Copy each line with the word "dilations" in it.

——————

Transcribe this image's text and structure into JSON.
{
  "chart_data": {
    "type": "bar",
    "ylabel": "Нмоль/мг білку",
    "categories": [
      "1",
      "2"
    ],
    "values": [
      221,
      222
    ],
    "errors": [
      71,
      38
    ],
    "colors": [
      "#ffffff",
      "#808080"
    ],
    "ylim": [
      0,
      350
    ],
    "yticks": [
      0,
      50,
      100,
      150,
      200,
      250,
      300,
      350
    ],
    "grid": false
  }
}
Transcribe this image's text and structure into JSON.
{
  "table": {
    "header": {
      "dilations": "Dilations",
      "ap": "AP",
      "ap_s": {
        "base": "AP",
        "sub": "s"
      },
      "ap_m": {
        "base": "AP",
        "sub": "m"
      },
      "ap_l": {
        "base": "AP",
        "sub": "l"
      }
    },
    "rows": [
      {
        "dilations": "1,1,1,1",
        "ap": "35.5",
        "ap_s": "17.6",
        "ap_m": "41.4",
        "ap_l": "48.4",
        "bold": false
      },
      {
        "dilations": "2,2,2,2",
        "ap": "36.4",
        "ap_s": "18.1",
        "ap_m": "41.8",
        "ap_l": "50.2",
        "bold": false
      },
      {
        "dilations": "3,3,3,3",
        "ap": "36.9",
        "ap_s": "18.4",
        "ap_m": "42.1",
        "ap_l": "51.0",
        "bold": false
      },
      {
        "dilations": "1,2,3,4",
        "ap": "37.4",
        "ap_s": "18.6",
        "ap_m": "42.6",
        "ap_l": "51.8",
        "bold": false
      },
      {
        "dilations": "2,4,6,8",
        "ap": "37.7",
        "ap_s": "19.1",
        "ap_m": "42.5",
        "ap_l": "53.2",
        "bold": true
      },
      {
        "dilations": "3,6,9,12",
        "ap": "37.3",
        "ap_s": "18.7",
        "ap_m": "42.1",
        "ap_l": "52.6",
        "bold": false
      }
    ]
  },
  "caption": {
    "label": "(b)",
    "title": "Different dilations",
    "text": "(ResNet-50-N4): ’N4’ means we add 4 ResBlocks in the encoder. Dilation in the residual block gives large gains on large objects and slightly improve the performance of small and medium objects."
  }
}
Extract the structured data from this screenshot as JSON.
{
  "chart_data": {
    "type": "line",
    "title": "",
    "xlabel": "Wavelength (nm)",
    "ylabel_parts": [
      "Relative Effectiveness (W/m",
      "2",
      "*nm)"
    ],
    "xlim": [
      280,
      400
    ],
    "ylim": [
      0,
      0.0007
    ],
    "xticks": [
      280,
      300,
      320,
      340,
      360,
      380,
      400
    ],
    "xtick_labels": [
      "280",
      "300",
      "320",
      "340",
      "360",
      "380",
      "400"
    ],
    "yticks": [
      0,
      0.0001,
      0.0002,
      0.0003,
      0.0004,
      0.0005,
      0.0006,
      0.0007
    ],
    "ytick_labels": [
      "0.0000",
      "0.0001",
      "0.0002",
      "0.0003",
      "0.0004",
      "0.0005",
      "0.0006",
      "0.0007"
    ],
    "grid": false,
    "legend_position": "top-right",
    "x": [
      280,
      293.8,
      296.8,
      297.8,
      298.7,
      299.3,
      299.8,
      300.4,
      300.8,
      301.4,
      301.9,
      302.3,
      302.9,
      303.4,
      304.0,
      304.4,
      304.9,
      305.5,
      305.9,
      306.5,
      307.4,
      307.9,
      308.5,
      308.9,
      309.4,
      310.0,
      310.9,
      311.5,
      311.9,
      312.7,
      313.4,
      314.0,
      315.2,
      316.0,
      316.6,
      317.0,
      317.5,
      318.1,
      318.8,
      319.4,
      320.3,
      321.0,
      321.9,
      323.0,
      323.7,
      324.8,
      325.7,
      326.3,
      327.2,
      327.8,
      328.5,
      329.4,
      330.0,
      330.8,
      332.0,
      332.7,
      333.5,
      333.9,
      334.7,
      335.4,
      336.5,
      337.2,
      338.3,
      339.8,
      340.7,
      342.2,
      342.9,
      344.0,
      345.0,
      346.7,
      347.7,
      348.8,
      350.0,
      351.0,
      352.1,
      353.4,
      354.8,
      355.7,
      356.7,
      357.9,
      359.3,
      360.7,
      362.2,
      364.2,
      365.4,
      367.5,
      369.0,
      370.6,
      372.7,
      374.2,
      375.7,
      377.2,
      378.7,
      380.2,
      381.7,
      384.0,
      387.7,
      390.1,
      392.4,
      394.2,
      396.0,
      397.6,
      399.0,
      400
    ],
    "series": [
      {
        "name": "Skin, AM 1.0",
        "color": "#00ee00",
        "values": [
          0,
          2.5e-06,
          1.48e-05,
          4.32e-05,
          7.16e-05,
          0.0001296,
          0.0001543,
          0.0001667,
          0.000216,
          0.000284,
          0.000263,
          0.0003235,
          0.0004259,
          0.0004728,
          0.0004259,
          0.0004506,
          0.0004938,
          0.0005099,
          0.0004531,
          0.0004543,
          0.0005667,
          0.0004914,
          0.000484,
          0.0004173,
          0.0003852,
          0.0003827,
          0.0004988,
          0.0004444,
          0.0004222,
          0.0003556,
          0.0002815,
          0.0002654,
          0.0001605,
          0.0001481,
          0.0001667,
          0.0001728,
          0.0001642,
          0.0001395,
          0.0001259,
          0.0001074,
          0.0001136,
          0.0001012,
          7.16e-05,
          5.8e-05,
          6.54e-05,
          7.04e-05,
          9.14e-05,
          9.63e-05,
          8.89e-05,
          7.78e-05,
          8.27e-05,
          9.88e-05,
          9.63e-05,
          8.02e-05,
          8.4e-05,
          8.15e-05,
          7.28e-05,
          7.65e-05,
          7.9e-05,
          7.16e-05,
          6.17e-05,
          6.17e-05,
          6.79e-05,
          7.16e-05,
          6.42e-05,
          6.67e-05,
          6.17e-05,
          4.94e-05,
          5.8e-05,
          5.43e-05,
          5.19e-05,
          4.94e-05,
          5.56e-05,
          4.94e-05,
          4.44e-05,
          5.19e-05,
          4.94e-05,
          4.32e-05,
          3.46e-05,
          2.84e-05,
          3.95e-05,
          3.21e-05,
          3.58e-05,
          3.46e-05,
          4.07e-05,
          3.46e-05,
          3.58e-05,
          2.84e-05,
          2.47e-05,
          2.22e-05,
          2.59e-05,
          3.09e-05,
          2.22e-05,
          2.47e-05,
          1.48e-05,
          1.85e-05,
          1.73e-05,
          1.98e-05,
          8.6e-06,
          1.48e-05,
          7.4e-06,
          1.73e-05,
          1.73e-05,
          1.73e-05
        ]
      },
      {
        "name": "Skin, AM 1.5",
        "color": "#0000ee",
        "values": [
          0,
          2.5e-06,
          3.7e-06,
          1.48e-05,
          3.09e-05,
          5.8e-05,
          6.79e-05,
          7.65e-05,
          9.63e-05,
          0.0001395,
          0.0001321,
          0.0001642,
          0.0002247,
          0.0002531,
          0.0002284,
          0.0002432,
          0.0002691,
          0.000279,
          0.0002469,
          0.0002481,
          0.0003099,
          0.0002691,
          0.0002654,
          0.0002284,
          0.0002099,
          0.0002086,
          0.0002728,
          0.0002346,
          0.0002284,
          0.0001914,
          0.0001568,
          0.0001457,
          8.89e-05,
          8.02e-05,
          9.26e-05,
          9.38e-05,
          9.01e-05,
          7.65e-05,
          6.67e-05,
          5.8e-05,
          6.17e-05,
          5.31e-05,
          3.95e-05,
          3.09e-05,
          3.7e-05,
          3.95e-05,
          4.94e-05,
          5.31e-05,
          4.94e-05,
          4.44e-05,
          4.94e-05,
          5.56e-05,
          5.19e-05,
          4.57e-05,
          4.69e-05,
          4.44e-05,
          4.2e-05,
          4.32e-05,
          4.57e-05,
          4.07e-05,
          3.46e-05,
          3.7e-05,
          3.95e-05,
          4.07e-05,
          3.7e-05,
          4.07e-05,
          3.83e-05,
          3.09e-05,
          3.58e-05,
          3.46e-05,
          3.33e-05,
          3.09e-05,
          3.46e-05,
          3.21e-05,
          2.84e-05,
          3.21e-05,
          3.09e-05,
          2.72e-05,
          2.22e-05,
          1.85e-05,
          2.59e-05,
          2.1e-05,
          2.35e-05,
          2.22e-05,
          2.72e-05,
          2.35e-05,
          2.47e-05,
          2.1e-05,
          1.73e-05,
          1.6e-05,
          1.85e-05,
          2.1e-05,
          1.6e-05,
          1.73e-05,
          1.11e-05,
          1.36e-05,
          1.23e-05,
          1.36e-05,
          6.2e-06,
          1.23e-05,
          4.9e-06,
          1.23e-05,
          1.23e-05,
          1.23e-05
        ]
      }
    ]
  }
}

——————

● **SOLUTION FOR THIS TASK**
      "dilations": "Dilations",
        "dilations": "1,1,1,1",
        "dilations": "2,2,2,2",
        "dilations": "3,3,3,3",
        "dilations": "1,2,3,4",
        "dilations": "2,4,6,8",
        "dilations": "3,6,9,12",
    "title": "Different dilations",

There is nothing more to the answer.